Exercise instructions
Go through the lines below. Copy those with "无因管理".

— START OF Input material —

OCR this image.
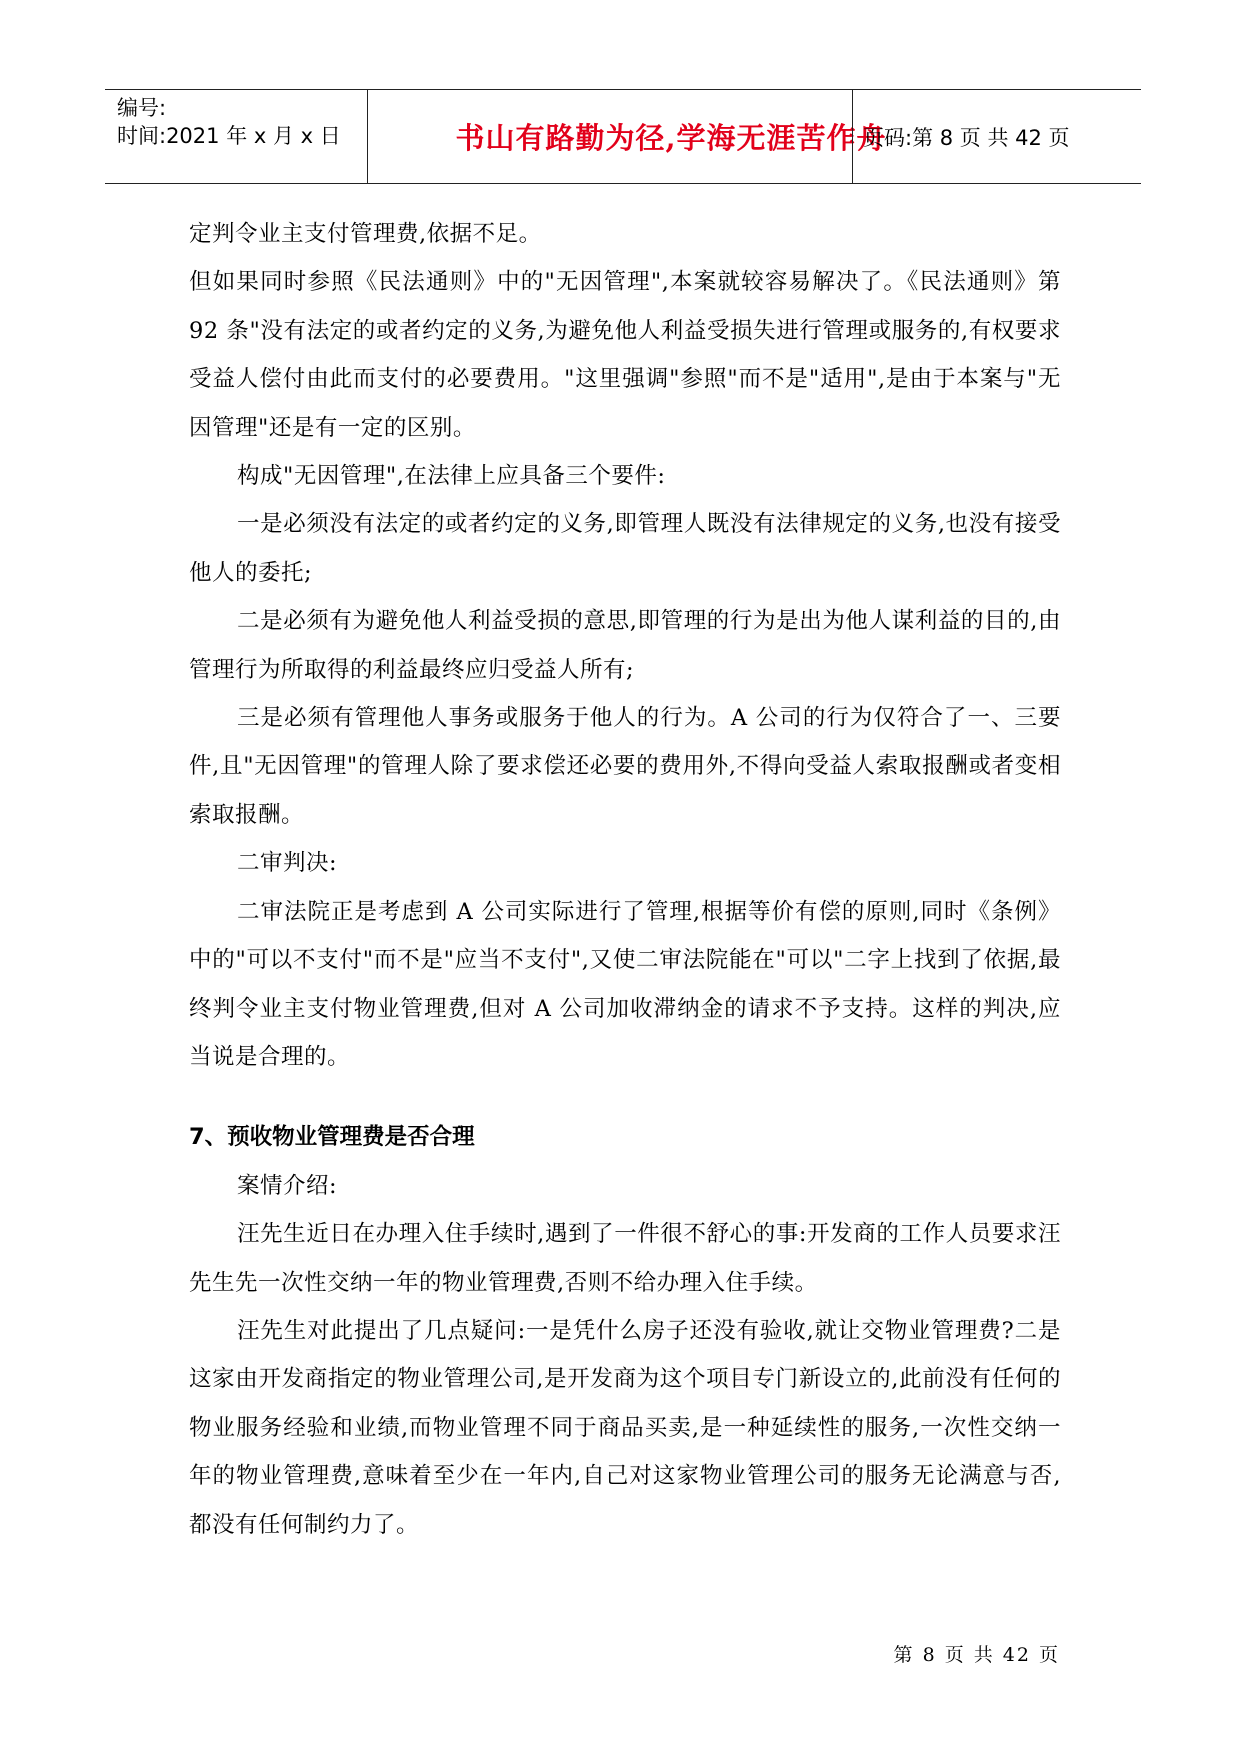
编号:
时间:2021 年 x 月 x 日	书山有路勤为径,学海无涯苦作舟
页码:第 8 页 共 42 页

定判令业主支付管理费,依据不足。

但如果同时参照《民法通则》中的"无因管理",本案就较容易解决了。《民法通则》第 92 条"没有法定的或者约定的义务,为避免他人利益受损失进行管理或服务的,有权要求受益人偿付由此而支付的必要费用。"这里强调"参照"而不是"适用",是由于本案与"无因管理"还是有一定的区别。

构成"无因管理",在法律上应具备三个要件:

一是必须没有法定的或者约定的义务,即管理人既没有法律规定的义务,也没有接受他人的委托;

二是必须有为避免他人利益受损的意思,即管理的行为是出为他人谋利益的目的,由管理行为所取得的利益最终应归受益人所有;

三是必须有管理他人事务或服务于他人的行为。A 公司的行为仅符合了一、三要件,且"无因管理"的管理人除了要求偿还必要的费用外,不得向受益人索取报酬或者变相索取报酬。

二审判决:

二审法院正是考虑到 A 公司实际进行了管理,根据等价有偿的原则,同时《条例》中的"可以不支付"而不是"应当不支付",又使二审法院能在"可以"二字上找到了依据,最终判令业主支付物业管理费,但对 A 公司加收滞纳金的请求不予支持。这样的判决,应当说是合理的。

7、预收物业管理费是否合理

案情介绍:

汪先生近日在办理入住手续时,遇到了一件很不舒心的事:开发商的工作人员要求汪先生先一次性交纳一年的物业管理费,否则不给办理入住手续。

汪先生对此提出了几点疑问:一是凭什么房子还没有验收,就让交物业管理费?二是这家由开发商指定的物业管理公司,是开发商为这个项目专门新设立的,此前没有任何的物业服务经验和业绩,而物业管理不同于商品买卖,是一种延续性的服务,一次性交纳一年的物业管理费,意味着至少在一年内,自己对这家物业管理公司的服务无论满意与否,都没有任何制约力了。

第 8 页 共 42 页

— END OF Input material —

Answer
但如果同时参照《民法通则》中的"无因管理",本案就较容易解决了。《民法通则》第 92 条"没有法定的或者约定的义务,为避免他人利益受损失进行管理或服务的,有权要求受益人偿付由此而支付的必要费用。"这里强调"参照"而不是"适用",是由于本案与"无因管理"还是有一定的区别。
构成"无因管理",在法律上应具备三个要件:
三是必须有管理他人事务或服务于他人的行为。A 公司的行为仅符合了一、三要件,且"无因管理"的管理人除了要求偿还必要的费用外,不得向受益人索取报酬或者变相索取报酬。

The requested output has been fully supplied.